··· INPUT ···

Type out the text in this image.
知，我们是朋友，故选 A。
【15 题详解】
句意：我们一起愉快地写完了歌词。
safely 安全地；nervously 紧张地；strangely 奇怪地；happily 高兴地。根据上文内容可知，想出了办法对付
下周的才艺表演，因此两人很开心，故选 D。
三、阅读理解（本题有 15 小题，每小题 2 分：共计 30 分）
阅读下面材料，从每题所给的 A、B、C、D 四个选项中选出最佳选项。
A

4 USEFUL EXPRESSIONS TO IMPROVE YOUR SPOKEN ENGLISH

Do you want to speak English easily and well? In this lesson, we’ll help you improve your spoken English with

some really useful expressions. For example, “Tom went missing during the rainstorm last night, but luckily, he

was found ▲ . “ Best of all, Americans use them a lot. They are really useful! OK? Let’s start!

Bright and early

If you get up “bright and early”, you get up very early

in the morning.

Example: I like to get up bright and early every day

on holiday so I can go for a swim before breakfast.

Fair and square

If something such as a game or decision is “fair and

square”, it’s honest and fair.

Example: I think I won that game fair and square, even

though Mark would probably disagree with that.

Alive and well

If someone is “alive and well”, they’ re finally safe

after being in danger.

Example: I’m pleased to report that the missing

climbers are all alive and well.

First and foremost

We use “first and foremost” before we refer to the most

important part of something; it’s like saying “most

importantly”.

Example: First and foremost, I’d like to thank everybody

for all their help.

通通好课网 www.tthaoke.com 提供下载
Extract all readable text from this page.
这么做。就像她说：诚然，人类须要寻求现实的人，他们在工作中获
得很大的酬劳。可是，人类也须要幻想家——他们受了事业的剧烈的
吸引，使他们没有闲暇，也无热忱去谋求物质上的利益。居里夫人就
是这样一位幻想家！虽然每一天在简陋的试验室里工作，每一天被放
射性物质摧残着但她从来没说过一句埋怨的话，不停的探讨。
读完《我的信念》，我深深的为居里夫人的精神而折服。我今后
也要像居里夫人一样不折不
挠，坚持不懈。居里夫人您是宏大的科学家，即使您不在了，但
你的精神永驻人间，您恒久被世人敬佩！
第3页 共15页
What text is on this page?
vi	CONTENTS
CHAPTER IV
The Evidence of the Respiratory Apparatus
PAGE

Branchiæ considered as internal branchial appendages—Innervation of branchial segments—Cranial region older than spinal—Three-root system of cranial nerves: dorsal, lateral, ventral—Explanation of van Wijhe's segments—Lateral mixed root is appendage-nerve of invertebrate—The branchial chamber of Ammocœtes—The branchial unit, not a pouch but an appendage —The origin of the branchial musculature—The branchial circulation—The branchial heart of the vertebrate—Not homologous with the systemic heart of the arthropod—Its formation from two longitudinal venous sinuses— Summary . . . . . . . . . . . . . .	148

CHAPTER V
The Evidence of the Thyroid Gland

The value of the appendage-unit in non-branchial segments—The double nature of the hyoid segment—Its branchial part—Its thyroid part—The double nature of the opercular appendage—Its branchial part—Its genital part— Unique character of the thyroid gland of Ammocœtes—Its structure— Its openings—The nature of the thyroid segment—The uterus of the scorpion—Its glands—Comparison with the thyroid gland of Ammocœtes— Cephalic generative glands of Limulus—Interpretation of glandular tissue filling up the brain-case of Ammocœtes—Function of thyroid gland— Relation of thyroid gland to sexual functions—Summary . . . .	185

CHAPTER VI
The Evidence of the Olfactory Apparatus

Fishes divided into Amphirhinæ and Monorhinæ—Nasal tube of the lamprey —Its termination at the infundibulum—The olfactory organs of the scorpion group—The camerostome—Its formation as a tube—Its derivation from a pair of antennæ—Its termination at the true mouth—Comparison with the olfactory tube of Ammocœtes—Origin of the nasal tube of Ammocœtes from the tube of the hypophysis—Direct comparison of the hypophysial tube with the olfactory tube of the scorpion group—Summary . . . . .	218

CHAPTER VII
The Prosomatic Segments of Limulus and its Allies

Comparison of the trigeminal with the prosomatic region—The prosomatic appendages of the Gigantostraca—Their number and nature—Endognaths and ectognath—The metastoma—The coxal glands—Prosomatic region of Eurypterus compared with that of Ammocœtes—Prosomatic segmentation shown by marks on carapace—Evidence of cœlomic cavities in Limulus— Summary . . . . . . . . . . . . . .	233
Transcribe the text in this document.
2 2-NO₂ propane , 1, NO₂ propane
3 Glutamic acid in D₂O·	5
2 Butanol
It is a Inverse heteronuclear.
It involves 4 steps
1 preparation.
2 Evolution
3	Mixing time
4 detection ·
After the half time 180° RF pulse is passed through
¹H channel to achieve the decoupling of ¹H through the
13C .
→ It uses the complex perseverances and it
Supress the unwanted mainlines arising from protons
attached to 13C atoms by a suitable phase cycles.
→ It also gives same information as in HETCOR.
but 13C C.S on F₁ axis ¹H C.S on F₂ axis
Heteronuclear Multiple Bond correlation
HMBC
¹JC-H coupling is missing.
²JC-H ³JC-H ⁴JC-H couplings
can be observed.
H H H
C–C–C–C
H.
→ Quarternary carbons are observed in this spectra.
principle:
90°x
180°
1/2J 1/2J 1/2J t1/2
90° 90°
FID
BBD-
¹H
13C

···

→ REQUIRED WORK:
Transcribe the material above word for word.

→ OUTPUT FOR THIS TASK:
Type out the text in this image.
知，我们是朋友，故选 A。
【15 题详解】
句意：我们一起愉快地写完了歌词。
safely 安全地；nervously 紧张地；strangely 奇怪地；happily 高兴地。根据上文内容可知，想出了办法对付
下周的才艺表演，因此两人很开心，故选 D。
三、阅读理解（本题有 15 小题，每小题 2 分：共计 30 分）
阅读下面材料，从每题所给的 A、B、C、D 四个选项中选出最佳选项。
A

4 USEFUL EXPRESSIONS TO IMPROVE YOUR SPOKEN ENGLISH

Do you want to speak English easily and well? In this lesson, we’ll help you improve your spoken English with

some really useful expressions. For example, “Tom went missing during the rainstorm last night, but luckily, he

was found ▲ . “ Best of all, Americans use them a lot. They are really useful! OK? Let’s start!

Bright and early

If you get up “bright and early”, you get up very early

in the morning.

Example: I like to get up bright and early every day

on holiday so I can go for a swim before breakfast.

Fair and square

If something such as a game or decision is “fair and

square”, it’s honest and fair.

Example: I think I won that game fair and square, even

though Mark would probably disagree with that.

Alive and well

If someone is “alive and well”, they’ re finally safe

after being in danger.

Example: I’m pleased to report that the missing

climbers are all alive and well.

First and foremost

We use “first and foremost” before we refer to the most

important part of something; it’s like saying “most

importantly”.

Example: First and foremost, I’d like to thank everybody

for all their help.

通通好课网 www.tthaoke.com 提供下载
Extract all readable text from this page.
这么做。就像她说：诚然，人类须要寻求现实的人，他们在工作中获
得很大的酬劳。可是，人类也须要幻想家——他们受了事业的剧烈的
吸引，使他们没有闲暇，也无热忱去谋求物质上的利益。居里夫人就
是这样一位幻想家！虽然每一天在简陋的试验室里工作，每一天被放
射性物质摧残着但她从来没说过一句埋怨的话，不停的探讨。
读完《我的信念》，我深深的为居里夫人的精神而折服。我今后
也要像居里夫人一样不折不
挠，坚持不懈。居里夫人您是宏大的科学家，即使您不在了，但
你的精神永驻人间，您恒久被世人敬佩！
第3页 共15页
What text is on this page?
vi	CONTENTS
CHAPTER IV
The Evidence of the Respiratory Apparatus
PAGE

Branchiæ considered as internal branchial appendages—Innervation of branchial segments—Cranial region older than spinal—Three-root system of cranial nerves: dorsal, lateral, ventral—Explanation of van Wijhe's segments—Lateral mixed root is appendage-nerve of invertebrate—The branchial chamber of Ammocœtes—The branchial unit, not a pouch but an appendage —The origin of the branchial musculature—The branchial circulation—The branchial heart of the vertebrate—Not homologous with the systemic heart of the arthropod—Its formation from two longitudinal venous sinuses— Summary . . . . . . . . . . . . . .	148

CHAPTER V
The Evidence of the Thyroid Gland

The value of the appendage-unit in non-branchial segments—The double nature of the hyoid segment—Its branchial part—Its thyroid part—The double nature of the opercular appendage—Its branchial part—Its genital part— Unique character of the thyroid gland of Ammocœtes—Its structure— Its openings—The nature of the thyroid segment—The uterus of the scorpion—Its glands—Comparison with the thyroid gland of Ammocœtes— Cephalic generative glands of Limulus—Interpretation of glandular tissue filling up the brain-case of Ammocœtes—Function of thyroid gland— Relation of thyroid gland to sexual functions—Summary . . . .	185

CHAPTER VI
The Evidence of the Olfactory Apparatus

Fishes divided into Amphirhinæ and Monorhinæ—Nasal tube of the lamprey —Its termination at the infundibulum—The olfactory organs of the scorpion group—The camerostome—Its formation as a tube—Its derivation from a pair of antennæ—Its termination at the true mouth—Comparison with the olfactory tube of Ammocœtes—Origin of the nasal tube of Ammocœtes from the tube of the hypophysis—Direct comparison of the hypophysial tube with the olfactory tube of the scorpion group—Summary . . . . .	218

CHAPTER VII
The Prosomatic Segments of Limulus and its Allies

Comparison of the trigeminal with the prosomatic region—The prosomatic appendages of the Gigantostraca—Their number and nature—Endognaths and ectognath—The metastoma—The coxal glands—Prosomatic region of Eurypterus compared with that of Ammocœtes—Prosomatic segmentation shown by marks on carapace—Evidence of cœlomic cavities in Limulus— Summary . . . . . . . . . . . . . .	233
Transcribe the text in this document.
2 2-NO₂ propane , 1, NO₂ propane
3 Glutamic acid in D₂O·	5
2 Butanol
It is a Inverse heteronuclear.
It involves 4 steps
1 preparation.
2 Evolution
3	Mixing time
4 detection ·
After the half time 180° RF pulse is passed through
¹H channel to achieve the decoupling of ¹H through the
13C .
→ It uses the complex perseverances and it
Supress the unwanted mainlines arising from protons
attached to 13C atoms by a suitable phase cycles.
→ It also gives same information as in HETCOR.
but 13C C.S on F₁ axis ¹H C.S on F₂ axis
Heteronuclear Multiple Bond correlation
HMBC
¹JC-H coupling is missing.
²JC-H ³JC-H ⁴JC-H couplings
can be observed.
H H H
C–C–C–C
H.
→ Quarternary carbons are observed in this spectra.
principle:
90°x
180°
1/2J 1/2J 1/2J t1/2
90° 90°
FID
BBD-
¹H
13C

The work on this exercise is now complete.